#### Problem to solve
Below is a listing; reproduce each line of it exactly.

#### Excerpted records
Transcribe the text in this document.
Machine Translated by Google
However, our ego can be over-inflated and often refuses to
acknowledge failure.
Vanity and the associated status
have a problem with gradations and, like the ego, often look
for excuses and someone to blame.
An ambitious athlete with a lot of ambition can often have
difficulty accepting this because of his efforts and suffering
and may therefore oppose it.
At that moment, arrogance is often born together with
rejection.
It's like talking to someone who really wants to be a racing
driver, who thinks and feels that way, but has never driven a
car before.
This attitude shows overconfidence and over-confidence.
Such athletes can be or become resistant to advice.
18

#### Written solution
Transcribe the text in this document.
Machine Translated by Google
However, our ego can be over-inflated and often refuses to
acknowledge failure.
Vanity and the associated status
have a problem with gradations and, like the ego, often look
for excuses and someone to blame.
An ambitious athlete with a lot of ambition can often have
difficulty accepting this because of his efforts and suffering
and may therefore oppose it.
At that moment, arrogance is often born together with
rejection.
It's like talking to someone who really wants to be a racing
driver, who thinks and feels that way, but has never driven a
car before.
This attitude shows overconfidence and over-confidence.
Such athletes can be or become resistant to advice.
18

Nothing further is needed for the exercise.